>> start THE INPUT

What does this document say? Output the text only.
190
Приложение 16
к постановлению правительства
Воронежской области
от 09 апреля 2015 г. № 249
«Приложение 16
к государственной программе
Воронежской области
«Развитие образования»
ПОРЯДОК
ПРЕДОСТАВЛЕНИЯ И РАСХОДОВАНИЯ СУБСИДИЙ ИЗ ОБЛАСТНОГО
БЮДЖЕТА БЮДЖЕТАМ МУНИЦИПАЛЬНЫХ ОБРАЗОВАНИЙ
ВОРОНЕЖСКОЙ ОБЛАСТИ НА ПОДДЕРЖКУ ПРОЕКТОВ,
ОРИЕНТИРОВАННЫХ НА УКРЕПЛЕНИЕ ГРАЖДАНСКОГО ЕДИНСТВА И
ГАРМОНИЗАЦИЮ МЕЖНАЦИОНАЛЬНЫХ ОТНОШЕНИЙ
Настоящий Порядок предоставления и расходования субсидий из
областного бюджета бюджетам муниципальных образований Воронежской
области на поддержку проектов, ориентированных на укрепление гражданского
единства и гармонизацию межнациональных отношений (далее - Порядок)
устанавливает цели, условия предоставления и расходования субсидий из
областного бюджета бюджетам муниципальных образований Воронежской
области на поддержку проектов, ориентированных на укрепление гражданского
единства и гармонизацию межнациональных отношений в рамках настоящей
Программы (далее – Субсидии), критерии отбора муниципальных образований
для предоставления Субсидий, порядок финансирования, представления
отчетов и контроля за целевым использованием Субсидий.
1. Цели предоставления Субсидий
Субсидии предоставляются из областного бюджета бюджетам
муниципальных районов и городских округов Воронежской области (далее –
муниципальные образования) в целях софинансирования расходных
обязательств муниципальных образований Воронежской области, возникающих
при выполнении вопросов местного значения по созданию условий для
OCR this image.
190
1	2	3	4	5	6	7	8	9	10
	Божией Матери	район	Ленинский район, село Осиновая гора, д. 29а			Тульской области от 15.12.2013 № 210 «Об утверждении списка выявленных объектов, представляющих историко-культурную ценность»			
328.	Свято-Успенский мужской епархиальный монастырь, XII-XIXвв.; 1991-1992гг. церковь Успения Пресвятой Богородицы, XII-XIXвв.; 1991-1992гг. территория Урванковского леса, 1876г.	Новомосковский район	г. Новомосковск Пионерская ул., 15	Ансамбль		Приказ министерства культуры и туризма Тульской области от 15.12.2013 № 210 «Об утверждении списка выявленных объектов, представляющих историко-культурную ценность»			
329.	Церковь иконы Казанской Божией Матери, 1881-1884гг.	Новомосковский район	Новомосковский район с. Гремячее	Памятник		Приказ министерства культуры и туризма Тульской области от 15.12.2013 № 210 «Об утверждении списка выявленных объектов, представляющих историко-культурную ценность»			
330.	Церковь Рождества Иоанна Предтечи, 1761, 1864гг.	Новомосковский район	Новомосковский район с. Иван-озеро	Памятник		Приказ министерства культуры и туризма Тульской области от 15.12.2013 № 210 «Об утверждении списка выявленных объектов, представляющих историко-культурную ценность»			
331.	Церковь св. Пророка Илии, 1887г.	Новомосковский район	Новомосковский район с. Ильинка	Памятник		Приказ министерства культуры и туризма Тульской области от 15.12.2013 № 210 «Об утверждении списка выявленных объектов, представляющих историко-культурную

>> end THE INPUT

- **PROBLEM DESCRIPTION**
Exactly as written, please output every entry.

- **RESULT**
What does this document say? Output the text only.
190
Приложение 16
к постановлению правительства
Воронежской области
от 09 апреля 2015 г. № 249
«Приложение 16
к государственной программе
Воронежской области
«Развитие образования»
ПОРЯДОК
ПРЕДОСТАВЛЕНИЯ И РАСХОДОВАНИЯ СУБСИДИЙ ИЗ ОБЛАСТНОГО
БЮДЖЕТА БЮДЖЕТАМ МУНИЦИПАЛЬНЫХ ОБРАЗОВАНИЙ
ВОРОНЕЖСКОЙ ОБЛАСТИ НА ПОДДЕРЖКУ ПРОЕКТОВ,
ОРИЕНТИРОВАННЫХ НА УКРЕПЛЕНИЕ ГРАЖДАНСКОГО ЕДИНСТВА И
ГАРМОНИЗАЦИЮ МЕЖНАЦИОНАЛЬНЫХ ОТНОШЕНИЙ
Настоящий Порядок предоставления и расходования субсидий из
областного бюджета бюджетам муниципальных образований Воронежской
области на поддержку проектов, ориентированных на укрепление гражданского
единства и гармонизацию межнациональных отношений (далее - Порядок)
устанавливает цели, условия предоставления и расходования субсидий из
областного бюджета бюджетам муниципальных образований Воронежской
области на поддержку проектов, ориентированных на укрепление гражданского
единства и гармонизацию межнациональных отношений в рамках настоящей
Программы (далее – Субсидии), критерии отбора муниципальных образований
для предоставления Субсидий, порядок финансирования, представления
отчетов и контроля за целевым использованием Субсидий.
1. Цели предоставления Субсидий
Субсидии предоставляются из областного бюджета бюджетам
муниципальных районов и городских округов Воронежской области (далее –
муниципальные образования) в целях софинансирования расходных
обязательств муниципальных образований Воронежской области, возникающих
при выполнении вопросов местного значения по созданию условий для
OCR this image.
190
1	2	3	4	5	6	7	8	9	10
	Божией Матери	район	Ленинский район, село Осиновая гора, д. 29а			Тульской области от 15.12.2013 № 210 «Об утверждении списка выявленных объектов, представляющих историко-культурную ценность»			
328.	Свято-Успенский мужской епархиальный монастырь, XII-XIXвв.; 1991-1992гг. церковь Успения Пресвятой Богородицы, XII-XIXвв.; 1991-1992гг. территория Урванковского леса, 1876г.	Новомосковский район	г. Новомосковск Пионерская ул., 15	Ансамбль		Приказ министерства культуры и туризма Тульской области от 15.12.2013 № 210 «Об утверждении списка выявленных объектов, представляющих историко-культурную ценность»			
329.	Церковь иконы Казанской Божией Матери, 1881-1884гг.	Новомосковский район	Новомосковский район с. Гремячее	Памятник		Приказ министерства культуры и туризма Тульской области от 15.12.2013 № 210 «Об утверждении списка выявленных объектов, представляющих историко-культурную ценность»			
330.	Церковь Рождества Иоанна Предтечи, 1761, 1864гг.	Новомосковский район	Новомосковский район с. Иван-озеро	Памятник		Приказ министерства культуры и туризма Тульской области от 15.12.2013 № 210 «Об утверждении списка выявленных объектов, представляющих историко-культурную ценность»			
331.	Церковь св. Пророка Илии, 1887г.	Новомосковский район	Новомосковский район с. Ильинка	Памятник		Приказ министерства культуры и туризма Тульской области от 15.12.2013 № 210 «Об утверждении списка выявленных объектов, представляющих историко-культурную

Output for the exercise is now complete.